_What to do_
Keep only those lines of the records that include the string "Pecorino".
------ Material shown ------
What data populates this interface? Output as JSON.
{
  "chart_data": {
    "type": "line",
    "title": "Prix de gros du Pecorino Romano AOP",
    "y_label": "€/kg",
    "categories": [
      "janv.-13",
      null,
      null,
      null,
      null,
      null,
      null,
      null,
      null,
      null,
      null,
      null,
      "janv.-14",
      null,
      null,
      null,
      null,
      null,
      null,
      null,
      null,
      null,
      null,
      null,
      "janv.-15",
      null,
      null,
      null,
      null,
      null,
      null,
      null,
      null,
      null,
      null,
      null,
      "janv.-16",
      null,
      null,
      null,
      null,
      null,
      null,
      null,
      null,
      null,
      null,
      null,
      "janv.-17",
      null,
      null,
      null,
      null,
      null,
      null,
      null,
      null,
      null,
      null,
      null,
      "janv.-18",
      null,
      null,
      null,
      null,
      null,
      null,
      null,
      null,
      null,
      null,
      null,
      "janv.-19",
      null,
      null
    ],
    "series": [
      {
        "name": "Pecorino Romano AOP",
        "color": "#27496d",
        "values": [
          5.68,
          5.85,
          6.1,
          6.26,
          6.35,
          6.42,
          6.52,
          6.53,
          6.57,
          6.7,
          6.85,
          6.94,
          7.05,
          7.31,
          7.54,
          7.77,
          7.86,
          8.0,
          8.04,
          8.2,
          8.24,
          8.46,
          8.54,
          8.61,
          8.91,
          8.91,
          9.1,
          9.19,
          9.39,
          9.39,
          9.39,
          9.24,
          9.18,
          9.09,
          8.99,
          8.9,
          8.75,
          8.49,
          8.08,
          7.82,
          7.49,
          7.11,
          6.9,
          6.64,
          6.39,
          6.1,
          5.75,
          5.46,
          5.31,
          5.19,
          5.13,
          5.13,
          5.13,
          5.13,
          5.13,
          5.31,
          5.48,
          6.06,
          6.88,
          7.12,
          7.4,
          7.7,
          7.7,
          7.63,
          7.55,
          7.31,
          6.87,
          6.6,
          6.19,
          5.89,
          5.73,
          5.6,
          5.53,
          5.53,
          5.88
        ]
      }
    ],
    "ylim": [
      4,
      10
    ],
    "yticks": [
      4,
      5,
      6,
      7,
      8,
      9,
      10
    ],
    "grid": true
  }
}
------
_Exercise answer_
    "title": "Prix de gros du Pecorino Romano AOP",
        "name": "Pecorino Romano AOP",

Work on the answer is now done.